--- Start of AVAILABLE RECORDS ---

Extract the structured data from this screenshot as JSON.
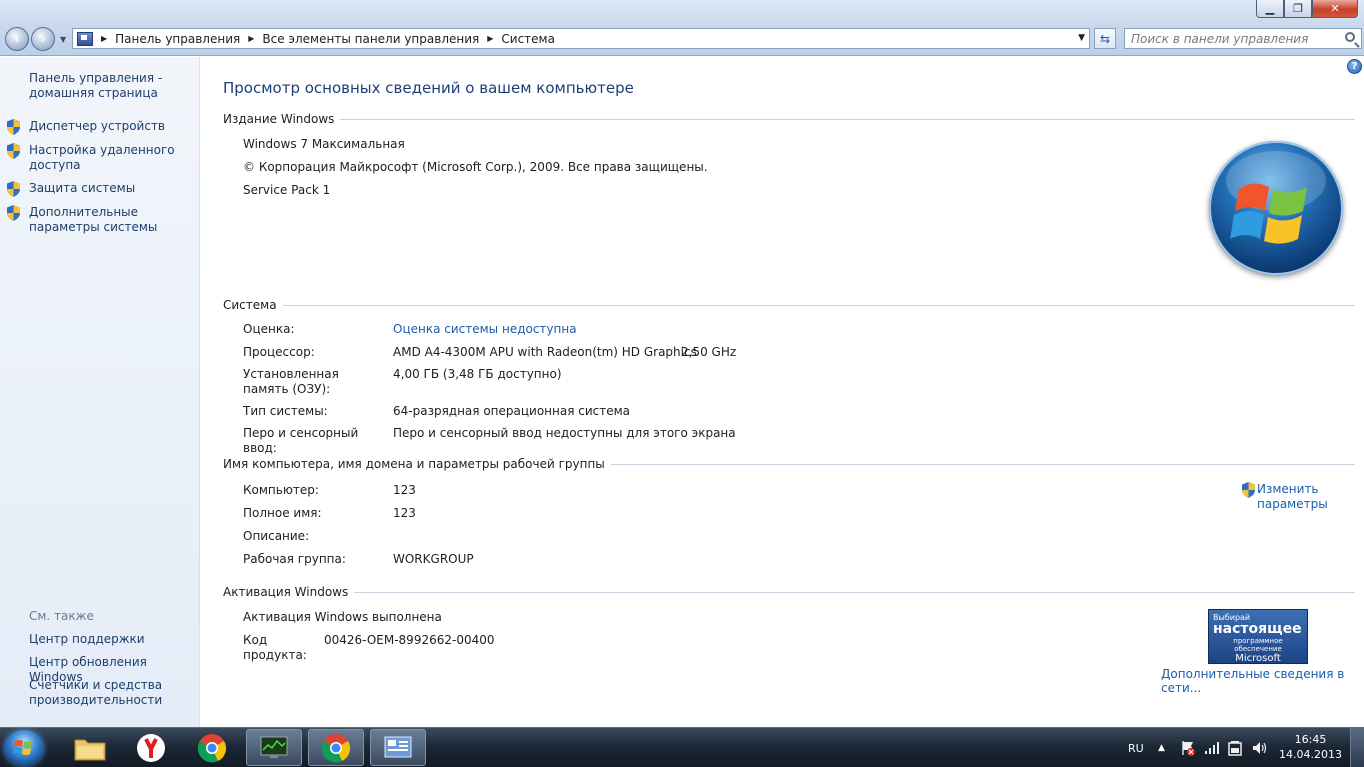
{
  "breadcrumb": {
    "items": [
      "Панель управления",
      "Все элементы панели управления",
      "Система"
    ]
  },
  "search": {
    "placeholder": "Поиск в панели управления"
  },
  "left_nav": {
    "home": "Панель управления - домашняя страница",
    "tasks": [
      "Диспетчер устройств",
      "Настройка удаленного доступа",
      "Защита системы",
      "Дополнительные параметры системы"
    ],
    "see_also_title": "См. также",
    "see_also": [
      "Центр поддержки",
      "Центр обновления Windows",
      "Счетчики и средства производительности"
    ]
  },
  "main": {
    "title": "Просмотр основных сведений о вашем компьютере",
    "edition": {
      "heading": "Издание Windows",
      "name": "Windows 7 Максимальная",
      "copyright": "© Корпорация Майкрософт (Microsoft Corp.), 2009. Все права защищены.",
      "service_pack": "Service Pack 1"
    },
    "system": {
      "heading": "Система",
      "rating_label": "Оценка:",
      "rating_value": "Оценка системы недоступна",
      "cpu_label": "Процессор:",
      "cpu_value": "AMD A4-4300M APU with Radeon(tm) HD Graphics",
      "cpu_freq": "2,50 GHz",
      "ram_label": "Установленная память (ОЗУ):",
      "ram_value": "4,00 ГБ (3,48 ГБ доступно)",
      "type_label": "Тип системы:",
      "type_value": "64-разрядная операционная система",
      "pen_label": "Перо и сенсорный ввод:",
      "pen_value": "Перо и сенсорный ввод недоступны для этого экрана"
    },
    "computer": {
      "heading": "Имя компьютера, имя домена и параметры рабочей группы",
      "name_label": "Компьютер:",
      "name_value": "123",
      "fullname_label": "Полное имя:",
      "fullname_value": "123",
      "desc_label": "Описание:",
      "desc_value": "",
      "workgroup_label": "Рабочая группа:",
      "workgroup_value": "WORKGROUP",
      "change_link": "Изменить параметры"
    },
    "activation": {
      "heading": "Активация Windows",
      "status": "Активация Windows выполнена",
      "key_label": "Код продукта:",
      "key_value": "00426-OEM-8992662-00400",
      "genuine_line1": "Выбирай",
      "genuine_line2": "настоящее",
      "genuine_line3": "программное обеспечение",
      "genuine_line4": "Microsoft",
      "more_info": "Дополнительные сведения в сети..."
    }
  },
  "taskbar": {
    "lang": "RU",
    "time": "16:45",
    "date": "14.04.2013"
  },
  "colors": {
    "link": "#1a5eab",
    "title": "#1e3e7a",
    "nav_link": "#1e3e6b"
  }
}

--- End of AVAILABLE RECORDS ---

§ REQUIREMENTS
Leave out the pictures and print every line of the data exactly.

§ SOLVED EXERCISE
Extract the structured data from this screenshot as JSON.
{
  "breadcrumb": {
    "items": [
      "Панель управления",
      "Все элементы панели управления",
      "Система"
    ]
  },
  "search": {
    "placeholder": "Поиск в панели управления"
  },
  "left_nav": {
    "home": "Панель управления - домашняя страница",
    "tasks": [
      "Диспетчер устройств",
      "Настройка удаленного доступа",
      "Защита системы",
      "Дополнительные параметры системы"
    ],
    "see_also_title": "См. также",
    "see_also": [
      "Центр поддержки",
      "Центр обновления Windows",
      "Счетчики и средства производительности"
    ]
  },
  "main": {
    "title": "Просмотр основных сведений о вашем компьютере",
    "edition": {
      "heading": "Издание Windows",
      "name": "Windows 7 Максимальная",
      "copyright": "© Корпорация Майкрософт (Microsoft Corp.), 2009. Все права защищены.",
      "service_pack": "Service Pack 1"
    },
    "system": {
      "heading": "Система",
      "rating_label": "Оценка:",
      "rating_value": "Оценка системы недоступна",
      "cpu_label": "Процессор:",
      "cpu_value": "AMD A4-4300M APU with Radeon(tm) HD Graphics",
      "cpu_freq": "2,50 GHz",
      "ram_label": "Установленная память (ОЗУ):",
      "ram_value": "4,00 ГБ (3,48 ГБ доступно)",
      "type_label": "Тип системы:",
      "type_value": "64-разрядная операционная система",
      "pen_label": "Перо и сенсорный ввод:",
      "pen_value": "Перо и сенсорный ввод недоступны для этого экрана"
    },
    "computer": {
      "heading": "Имя компьютера, имя домена и параметры рабочей группы",
      "name_label": "Компьютер:",
      "name_value": "123",
      "fullname_label": "Полное имя:",
      "fullname_value": "123",
      "desc_label": "Описание:",
      "desc_value": "",
      "workgroup_label": "Рабочая группа:",
      "workgroup_value": "WORKGROUP",
      "change_link": "Изменить параметры"
    },
    "activation": {
      "heading": "Активация Windows",
      "status": "Активация Windows выполнена",
      "key_label": "Код продукта:",
      "key_value": "00426-OEM-8992662-00400",
      "genuine_line1": "Выбирай",
      "genuine_line2": "настоящее",
      "genuine_line3": "программное обеспечение",
      "genuine_line4": "Microsoft",
      "more_info": "Дополнительные сведения в сети..."
    }
  },
  "taskbar": {
    "lang": "RU",
    "time": "16:45",
    "date": "14.04.2013"
  },
  "colors": {
    "link": "#1a5eab",
    "title": "#1e3e7a",
    "nav_link": "#1e3e6b"
  }
}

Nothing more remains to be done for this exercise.